Exercise passage:
Abstract:While confidence estimation is a promising direction for mitigating hallucinations in Large Language Models (LLMs), current research overwhelmingly focuses on single-turn settings. The dynamics of model confidence in multi-turn conversations, where context accumulates and ambiguity is progressively resolved, remain largely unexplored. This work presents the first systematic study of confidence estimation in multi-turn interactions, establishing a formal evaluation framework grounded in two key desiderata: per-turn calibration and monotonicity of confidence as more information becomes available. To facilitate this, we introduce novel metrics, including a length-normalized Expected Calibration Error (InfoECE), and a new "Hinter-Guesser" paradigm for generating controlled evaluation datasets. Our experiments reveal that widely-used confidence techniques struggle with calibration and monotonicity in multi-turn dialogues. In contrast, a novel logit-based probe we introduce, P(Sufficient), proves comparatively more effective, robustly tracking evidence accumulation and distinguishing it from conversational filler. Our work provides a foundational methodology for developing more reliable and trustworthy conversational agents.

What to work on:
a: According to the abstract on confidence estimation in multi-turn conversations, which two desiderata ground the evaluation framework?
b: Proceed with the abstract on confidence estimation in multi-turn conversations, writing on from its final sentence.
The records have no connection to the abstract on confidence estimation.

Source information:
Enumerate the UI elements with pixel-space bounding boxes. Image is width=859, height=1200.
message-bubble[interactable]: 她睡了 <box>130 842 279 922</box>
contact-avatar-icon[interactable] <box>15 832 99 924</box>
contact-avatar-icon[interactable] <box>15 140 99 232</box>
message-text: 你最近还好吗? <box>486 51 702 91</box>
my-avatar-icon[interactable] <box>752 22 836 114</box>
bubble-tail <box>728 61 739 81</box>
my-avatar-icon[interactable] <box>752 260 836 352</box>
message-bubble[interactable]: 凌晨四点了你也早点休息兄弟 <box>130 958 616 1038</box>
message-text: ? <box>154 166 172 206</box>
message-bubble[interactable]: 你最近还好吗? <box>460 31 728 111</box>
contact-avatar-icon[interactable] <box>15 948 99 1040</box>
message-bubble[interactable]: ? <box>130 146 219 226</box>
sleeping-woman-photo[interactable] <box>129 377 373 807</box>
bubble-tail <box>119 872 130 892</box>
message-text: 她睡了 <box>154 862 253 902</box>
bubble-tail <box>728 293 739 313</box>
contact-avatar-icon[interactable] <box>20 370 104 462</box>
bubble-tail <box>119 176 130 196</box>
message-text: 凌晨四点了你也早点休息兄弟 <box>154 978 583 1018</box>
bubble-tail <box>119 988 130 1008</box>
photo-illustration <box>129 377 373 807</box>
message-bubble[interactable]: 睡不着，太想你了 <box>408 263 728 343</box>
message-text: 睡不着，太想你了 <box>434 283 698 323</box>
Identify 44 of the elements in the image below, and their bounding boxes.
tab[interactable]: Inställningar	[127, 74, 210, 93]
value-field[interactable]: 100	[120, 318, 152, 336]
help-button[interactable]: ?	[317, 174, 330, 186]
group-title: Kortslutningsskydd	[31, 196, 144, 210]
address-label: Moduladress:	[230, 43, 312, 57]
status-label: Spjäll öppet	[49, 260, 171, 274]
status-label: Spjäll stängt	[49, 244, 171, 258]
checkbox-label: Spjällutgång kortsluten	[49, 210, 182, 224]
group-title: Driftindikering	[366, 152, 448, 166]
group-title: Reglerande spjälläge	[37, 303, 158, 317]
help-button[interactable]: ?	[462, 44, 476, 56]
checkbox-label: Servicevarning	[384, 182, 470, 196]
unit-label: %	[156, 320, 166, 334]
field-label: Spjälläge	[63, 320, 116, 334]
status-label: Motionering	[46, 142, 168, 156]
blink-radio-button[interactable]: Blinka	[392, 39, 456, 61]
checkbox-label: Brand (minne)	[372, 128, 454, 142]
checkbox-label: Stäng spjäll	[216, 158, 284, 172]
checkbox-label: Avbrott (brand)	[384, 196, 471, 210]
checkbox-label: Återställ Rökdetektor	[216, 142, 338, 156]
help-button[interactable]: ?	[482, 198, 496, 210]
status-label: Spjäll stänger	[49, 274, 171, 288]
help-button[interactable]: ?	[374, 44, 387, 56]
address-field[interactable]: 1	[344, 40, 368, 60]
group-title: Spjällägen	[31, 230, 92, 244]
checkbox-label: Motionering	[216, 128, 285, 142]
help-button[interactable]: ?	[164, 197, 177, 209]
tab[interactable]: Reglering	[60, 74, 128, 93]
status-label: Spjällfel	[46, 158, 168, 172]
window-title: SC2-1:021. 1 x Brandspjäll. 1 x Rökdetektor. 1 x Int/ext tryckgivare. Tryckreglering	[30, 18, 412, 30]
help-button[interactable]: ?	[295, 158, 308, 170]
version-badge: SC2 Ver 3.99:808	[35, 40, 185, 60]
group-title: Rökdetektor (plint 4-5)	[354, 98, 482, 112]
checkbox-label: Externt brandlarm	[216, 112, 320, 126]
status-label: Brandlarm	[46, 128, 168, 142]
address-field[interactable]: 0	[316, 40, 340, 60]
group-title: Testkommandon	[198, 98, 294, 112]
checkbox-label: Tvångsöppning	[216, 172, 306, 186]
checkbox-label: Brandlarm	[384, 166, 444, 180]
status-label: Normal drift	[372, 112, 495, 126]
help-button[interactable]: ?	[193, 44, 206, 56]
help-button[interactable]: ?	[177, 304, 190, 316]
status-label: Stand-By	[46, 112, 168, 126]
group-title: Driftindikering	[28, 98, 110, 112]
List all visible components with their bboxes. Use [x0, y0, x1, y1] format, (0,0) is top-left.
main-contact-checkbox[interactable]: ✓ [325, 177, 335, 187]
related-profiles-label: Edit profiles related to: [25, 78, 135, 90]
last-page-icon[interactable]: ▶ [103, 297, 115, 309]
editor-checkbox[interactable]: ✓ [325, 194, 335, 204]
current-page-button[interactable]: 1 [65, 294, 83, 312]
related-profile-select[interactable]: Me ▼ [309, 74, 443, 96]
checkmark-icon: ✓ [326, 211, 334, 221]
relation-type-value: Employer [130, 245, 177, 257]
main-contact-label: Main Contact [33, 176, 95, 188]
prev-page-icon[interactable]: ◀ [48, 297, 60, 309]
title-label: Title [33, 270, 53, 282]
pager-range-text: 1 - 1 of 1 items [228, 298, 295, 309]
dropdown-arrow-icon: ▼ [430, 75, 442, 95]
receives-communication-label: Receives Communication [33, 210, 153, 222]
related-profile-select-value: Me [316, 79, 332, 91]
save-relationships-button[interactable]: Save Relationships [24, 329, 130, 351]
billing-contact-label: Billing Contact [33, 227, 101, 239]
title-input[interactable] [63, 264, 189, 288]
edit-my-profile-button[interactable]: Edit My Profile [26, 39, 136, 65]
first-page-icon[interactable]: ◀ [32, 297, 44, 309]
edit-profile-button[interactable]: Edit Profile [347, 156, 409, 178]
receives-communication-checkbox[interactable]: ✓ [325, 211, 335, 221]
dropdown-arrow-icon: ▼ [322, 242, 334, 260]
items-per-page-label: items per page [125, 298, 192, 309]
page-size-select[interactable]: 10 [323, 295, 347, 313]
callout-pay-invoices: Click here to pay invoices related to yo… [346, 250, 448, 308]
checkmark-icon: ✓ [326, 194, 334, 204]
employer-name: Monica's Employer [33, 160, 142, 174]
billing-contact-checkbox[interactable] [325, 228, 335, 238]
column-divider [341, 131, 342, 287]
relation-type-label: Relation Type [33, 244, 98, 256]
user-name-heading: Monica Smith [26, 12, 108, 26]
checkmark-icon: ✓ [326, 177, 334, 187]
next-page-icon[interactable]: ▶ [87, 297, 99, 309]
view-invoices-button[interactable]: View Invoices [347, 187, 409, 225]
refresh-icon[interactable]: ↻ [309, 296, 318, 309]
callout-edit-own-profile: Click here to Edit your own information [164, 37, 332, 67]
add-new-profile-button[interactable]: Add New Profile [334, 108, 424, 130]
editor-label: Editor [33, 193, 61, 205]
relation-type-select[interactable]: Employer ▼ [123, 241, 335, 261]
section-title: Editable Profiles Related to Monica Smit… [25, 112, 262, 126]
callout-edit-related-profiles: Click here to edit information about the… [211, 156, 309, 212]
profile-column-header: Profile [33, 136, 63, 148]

Answers to the exercise:
a: Per-turn calibration and monotonicity of confidence as more information becomes available.

b:
| Comments: | ACL 2026 Findings |
| Subjects: | Computation and Language (cs.CL) |
| Cite as: | arXiv:2601.02179 [cs.CL] |
| (or arXiv:2601.02179v2 [cs.CL] for this version) | |
| https://doi.org/10.48550/arXiv.2601.02179 arXiv-issued DOI via DataCite |
Submission history
From: Caiqi Zhang [view email]
[v1]
Mon, 5 Jan 2026 14:58:04 UTC (9,278 KB)
[v2]
Wed, 13 May 2026 21:26:22 UTC (9,278 KB)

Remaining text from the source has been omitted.